## What is needed
Transcribe the full listing exactly, and drop every picture.

## Entries
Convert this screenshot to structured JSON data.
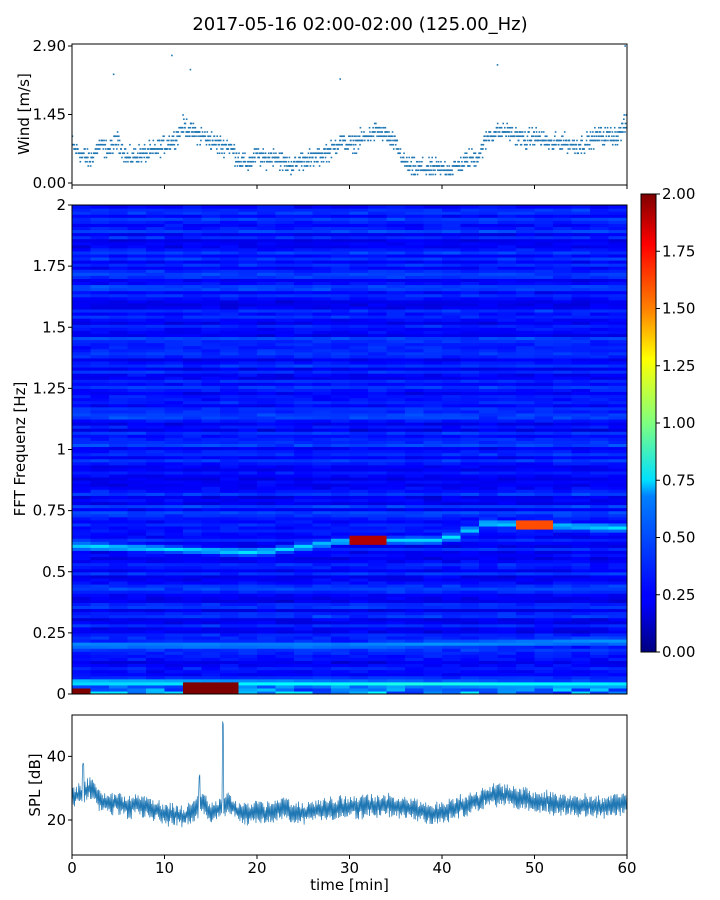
{
  "figure": {
    "title": "2017-05-16 02:00-02:00 (125.00_Hz)",
    "xlabel": "time [min]"
  },
  "chart_data": [
    {
      "type": "scatter",
      "panel": "wind",
      "ylabel": "Wind [m/s]",
      "xlim": [
        0,
        60
      ],
      "ylim": [
        0,
        2.9
      ],
      "yticks": [
        "0.00",
        "1.45",
        "2.90"
      ],
      "color": "#1f77b4",
      "x": [
        0,
        1,
        2,
        3,
        4,
        5,
        6,
        7,
        8,
        9,
        10,
        11,
        12,
        13,
        14,
        15,
        16,
        17,
        18,
        19,
        20,
        21,
        22,
        23,
        24,
        25,
        26,
        27,
        28,
        29,
        30,
        31,
        32,
        33,
        34,
        35,
        36,
        37,
        38,
        39,
        40,
        41,
        42,
        43,
        44,
        45,
        46,
        47,
        48,
        49,
        50,
        51,
        52,
        53,
        54,
        55,
        56,
        57,
        58,
        59,
        60
      ],
      "y": [
        0.8,
        0.6,
        0.5,
        0.8,
        0.7,
        0.9,
        0.5,
        0.6,
        0.6,
        0.7,
        0.8,
        0.9,
        1.2,
        1.1,
        1.0,
        0.9,
        0.8,
        0.8,
        0.5,
        0.4,
        0.6,
        0.5,
        0.6,
        0.4,
        0.4,
        0.5,
        0.5,
        0.6,
        0.7,
        0.9,
        0.8,
        0.9,
        1.0,
        1.1,
        1.0,
        0.8,
        0.4,
        0.3,
        0.3,
        0.3,
        0.3,
        0.3,
        0.4,
        0.5,
        0.6,
        1.0,
        1.1,
        1.1,
        1.0,
        0.9,
        1.0,
        0.9,
        0.8,
        0.9,
        0.8,
        0.8,
        0.9,
        1.0,
        1.0,
        1.0,
        1.3
      ],
      "peaks": [
        {
          "x": 10.8,
          "y": 2.7
        },
        {
          "x": 12.8,
          "y": 2.4
        },
        {
          "x": 4.5,
          "y": 2.3
        },
        {
          "x": 29,
          "y": 2.2
        },
        {
          "x": 46,
          "y": 2.5
        },
        {
          "x": 59.8,
          "y": 2.9
        }
      ]
    },
    {
      "type": "heatmap",
      "panel": "spectrogram",
      "ylabel": "FFT Frequenz [Hz]",
      "xlim": [
        0,
        60
      ],
      "ylim": [
        0,
        2
      ],
      "yticks": [
        "0",
        "0.25",
        "0.5",
        "0.75",
        "1",
        "1.25",
        "1.5",
        "1.75",
        "2"
      ],
      "colormap": "jet",
      "clim": [
        0,
        2
      ],
      "colorbar_ticks": [
        "0.00",
        "0.25",
        "0.50",
        "0.75",
        "1.00",
        "1.25",
        "1.50",
        "1.75",
        "2.00"
      ],
      "background_level": 0.2,
      "ridges": [
        {
          "points": [
            [
              0,
              0.61
            ],
            [
              20,
              0.58
            ],
            [
              30,
              0.63
            ],
            [
              40,
              0.63
            ],
            [
              45,
              0.7
            ],
            [
              60,
              0.68
            ]
          ],
          "level": 0.7
        },
        {
          "points": [
            [
              0,
              0.2
            ],
            [
              30,
              0.2
            ],
            [
              60,
              0.22
            ]
          ],
          "level": 0.55
        },
        {
          "points": [
            [
              0,
              0.05
            ],
            [
              60,
              0.04
            ]
          ],
          "level": 0.8
        }
      ],
      "hotspots": [
        {
          "t0": 11.5,
          "t1": 17.8,
          "f0": 0.0,
          "f1": 0.05,
          "level": 2.0
        },
        {
          "t0": 0,
          "t1": 2,
          "f0": 0.0,
          "f1": 0.02,
          "level": 2.0
        },
        {
          "t0": 31,
          "t1": 34,
          "f0": 0.62,
          "f1": 0.64,
          "level": 1.9
        },
        {
          "t0": 49,
          "t1": 52,
          "f0": 0.68,
          "f1": 0.71,
          "level": 1.6
        }
      ]
    },
    {
      "type": "line",
      "panel": "spl",
      "ylabel": "SPL [dB]",
      "xlim": [
        0,
        60
      ],
      "ylim": [
        9,
        53
      ],
      "xticks": [
        "0",
        "10",
        "20",
        "30",
        "40",
        "50",
        "60"
      ],
      "yticks": [
        "20",
        "40"
      ],
      "color": "#1f77b4",
      "x": [
        0,
        1,
        2,
        3,
        4,
        5,
        6,
        7,
        8,
        9,
        10,
        11,
        12,
        13,
        14,
        15,
        16,
        17,
        18,
        19,
        20,
        21,
        22,
        23,
        24,
        25,
        26,
        27,
        28,
        29,
        30,
        31,
        32,
        33,
        34,
        35,
        36,
        37,
        38,
        39,
        40,
        41,
        42,
        43,
        44,
        45,
        46,
        47,
        48,
        49,
        50,
        51,
        52,
        53,
        54,
        55,
        56,
        57,
        58,
        59,
        60
      ],
      "y": [
        27,
        28,
        30,
        26,
        25,
        25,
        24,
        25,
        24,
        23,
        22,
        22,
        21,
        22,
        26,
        22,
        24,
        25,
        22,
        22,
        23,
        22,
        23,
        24,
        22,
        22,
        23,
        23,
        24,
        24,
        24,
        24,
        25,
        24,
        25,
        24,
        24,
        23,
        23,
        22,
        22,
        23,
        24,
        25,
        26,
        28,
        28,
        28,
        27,
        27,
        26,
        26,
        25,
        25,
        25,
        24,
        25,
        24,
        24,
        25,
        25
      ],
      "band": 3,
      "spikes": [
        {
          "x": 1.2,
          "y": 38
        },
        {
          "x": 13.8,
          "y": 35
        },
        {
          "x": 16.3,
          "y": 51
        }
      ]
    }
  ]
}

## Response
Convert this screenshot to structured JSON data.
{
  "figure": {
    "title": "2017-05-16 02:00-02:00 (125.00_Hz)",
    "xlabel": "time [min]"
  },
  "chart_data": [
    {
      "type": "scatter",
      "panel": "wind",
      "ylabel": "Wind [m/s]",
      "xlim": [
        0,
        60
      ],
      "ylim": [
        0,
        2.9
      ],
      "yticks": [
        "0.00",
        "1.45",
        "2.90"
      ],
      "color": "#1f77b4",
      "x": [
        0,
        1,
        2,
        3,
        4,
        5,
        6,
        7,
        8,
        9,
        10,
        11,
        12,
        13,
        14,
        15,
        16,
        17,
        18,
        19,
        20,
        21,
        22,
        23,
        24,
        25,
        26,
        27,
        28,
        29,
        30,
        31,
        32,
        33,
        34,
        35,
        36,
        37,
        38,
        39,
        40,
        41,
        42,
        43,
        44,
        45,
        46,
        47,
        48,
        49,
        50,
        51,
        52,
        53,
        54,
        55,
        56,
        57,
        58,
        59,
        60
      ],
      "y": [
        0.8,
        0.6,
        0.5,
        0.8,
        0.7,
        0.9,
        0.5,
        0.6,
        0.6,
        0.7,
        0.8,
        0.9,
        1.2,
        1.1,
        1.0,
        0.9,
        0.8,
        0.8,
        0.5,
        0.4,
        0.6,
        0.5,
        0.6,
        0.4,
        0.4,
        0.5,
        0.5,
        0.6,
        0.7,
        0.9,
        0.8,
        0.9,
        1.0,
        1.1,
        1.0,
        0.8,
        0.4,
        0.3,
        0.3,
        0.3,
        0.3,
        0.3,
        0.4,
        0.5,
        0.6,
        1.0,
        1.1,
        1.1,
        1.0,
        0.9,
        1.0,
        0.9,
        0.8,
        0.9,
        0.8,
        0.8,
        0.9,
        1.0,
        1.0,
        1.0,
        1.3
      ],
      "peaks": [
        {
          "x": 10.8,
          "y": 2.7
        },
        {
          "x": 12.8,
          "y": 2.4
        },
        {
          "x": 4.5,
          "y": 2.3
        },
        {
          "x": 29,
          "y": 2.2
        },
        {
          "x": 46,
          "y": 2.5
        },
        {
          "x": 59.8,
          "y": 2.9
        }
      ]
    },
    {
      "type": "heatmap",
      "panel": "spectrogram",
      "ylabel": "FFT Frequenz [Hz]",
      "xlim": [
        0,
        60
      ],
      "ylim": [
        0,
        2
      ],
      "yticks": [
        "0",
        "0.25",
        "0.5",
        "0.75",
        "1",
        "1.25",
        "1.5",
        "1.75",
        "2"
      ],
      "colormap": "jet",
      "clim": [
        0,
        2
      ],
      "colorbar_ticks": [
        "0.00",
        "0.25",
        "0.50",
        "0.75",
        "1.00",
        "1.25",
        "1.50",
        "1.75",
        "2.00"
      ],
      "background_level": 0.2,
      "ridges": [
        {
          "points": [
            [
              0,
              0.61
            ],
            [
              20,
              0.58
            ],
            [
              30,
              0.63
            ],
            [
              40,
              0.63
            ],
            [
              45,
              0.7
            ],
            [
              60,
              0.68
            ]
          ],
          "level": 0.7
        },
        {
          "points": [
            [
              0,
              0.2
            ],
            [
              30,
              0.2
            ],
            [
              60,
              0.22
            ]
          ],
          "level": 0.55
        },
        {
          "points": [
            [
              0,
              0.05
            ],
            [
              60,
              0.04
            ]
          ],
          "level": 0.8
        }
      ],
      "hotspots": [
        {
          "t0": 11.5,
          "t1": 17.8,
          "f0": 0.0,
          "f1": 0.05,
          "level": 2.0
        },
        {
          "t0": 0,
          "t1": 2,
          "f0": 0.0,
          "f1": 0.02,
          "level": 2.0
        },
        {
          "t0": 31,
          "t1": 34,
          "f0": 0.62,
          "f1": 0.64,
          "level": 1.9
        },
        {
          "t0": 49,
          "t1": 52,
          "f0": 0.68,
          "f1": 0.71,
          "level": 1.6
        }
      ]
    },
    {
      "type": "line",
      "panel": "spl",
      "ylabel": "SPL [dB]",
      "xlim": [
        0,
        60
      ],
      "ylim": [
        9,
        53
      ],
      "xticks": [
        "0",
        "10",
        "20",
        "30",
        "40",
        "50",
        "60"
      ],
      "yticks": [
        "20",
        "40"
      ],
      "color": "#1f77b4",
      "x": [
        0,
        1,
        2,
        3,
        4,
        5,
        6,
        7,
        8,
        9,
        10,
        11,
        12,
        13,
        14,
        15,
        16,
        17,
        18,
        19,
        20,
        21,
        22,
        23,
        24,
        25,
        26,
        27,
        28,
        29,
        30,
        31,
        32,
        33,
        34,
        35,
        36,
        37,
        38,
        39,
        40,
        41,
        42,
        43,
        44,
        45,
        46,
        47,
        48,
        49,
        50,
        51,
        52,
        53,
        54,
        55,
        56,
        57,
        58,
        59,
        60
      ],
      "y": [
        27,
        28,
        30,
        26,
        25,
        25,
        24,
        25,
        24,
        23,
        22,
        22,
        21,
        22,
        26,
        22,
        24,
        25,
        22,
        22,
        23,
        22,
        23,
        24,
        22,
        22,
        23,
        23,
        24,
        24,
        24,
        24,
        25,
        24,
        25,
        24,
        24,
        23,
        23,
        22,
        22,
        23,
        24,
        25,
        26,
        28,
        28,
        28,
        27,
        27,
        26,
        26,
        25,
        25,
        25,
        24,
        25,
        24,
        24,
        25,
        25
      ],
      "band": 3,
      "spikes": [
        {
          "x": 1.2,
          "y": 38
        },
        {
          "x": 13.8,
          "y": 35
        },
        {
          "x": 16.3,
          "y": 51
        }
      ]
    }
  ]
}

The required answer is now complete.